→ Your goal
Tally the lines that contain the string "average" and state that total without comment.

+++

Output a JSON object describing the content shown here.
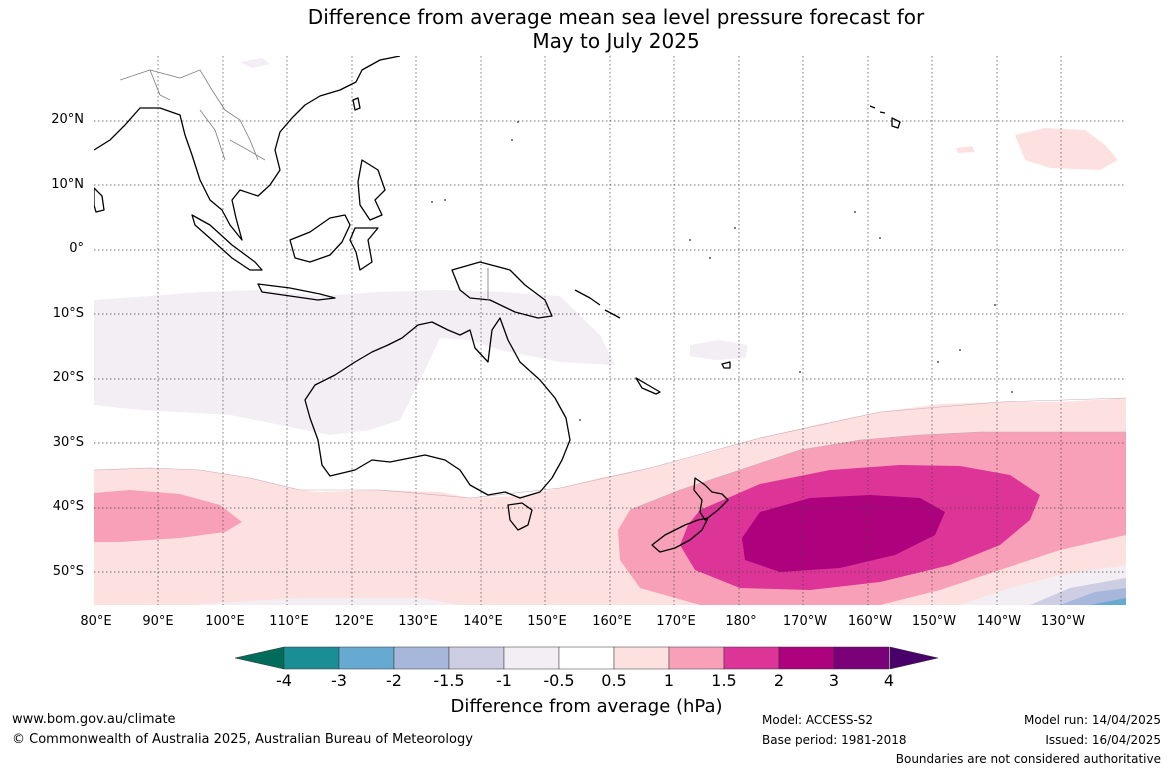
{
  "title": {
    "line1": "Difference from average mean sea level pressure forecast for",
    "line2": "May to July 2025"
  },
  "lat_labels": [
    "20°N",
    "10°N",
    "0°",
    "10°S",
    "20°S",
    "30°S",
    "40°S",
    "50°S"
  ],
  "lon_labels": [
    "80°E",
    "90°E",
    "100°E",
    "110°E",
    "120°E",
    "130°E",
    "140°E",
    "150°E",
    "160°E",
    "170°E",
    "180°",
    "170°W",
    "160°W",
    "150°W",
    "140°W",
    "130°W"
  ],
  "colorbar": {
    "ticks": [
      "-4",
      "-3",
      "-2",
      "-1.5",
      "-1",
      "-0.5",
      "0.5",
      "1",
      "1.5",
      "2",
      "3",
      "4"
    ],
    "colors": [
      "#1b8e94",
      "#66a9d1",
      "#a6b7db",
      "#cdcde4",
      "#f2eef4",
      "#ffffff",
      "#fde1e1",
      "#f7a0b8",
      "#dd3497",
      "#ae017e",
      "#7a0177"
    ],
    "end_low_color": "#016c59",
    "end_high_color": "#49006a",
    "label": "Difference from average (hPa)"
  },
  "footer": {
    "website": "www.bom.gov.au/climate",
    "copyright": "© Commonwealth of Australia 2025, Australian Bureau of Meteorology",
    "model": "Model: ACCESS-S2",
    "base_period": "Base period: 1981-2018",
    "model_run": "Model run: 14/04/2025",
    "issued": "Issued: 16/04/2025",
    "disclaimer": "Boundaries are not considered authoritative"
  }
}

+++

→ Solution for this task
2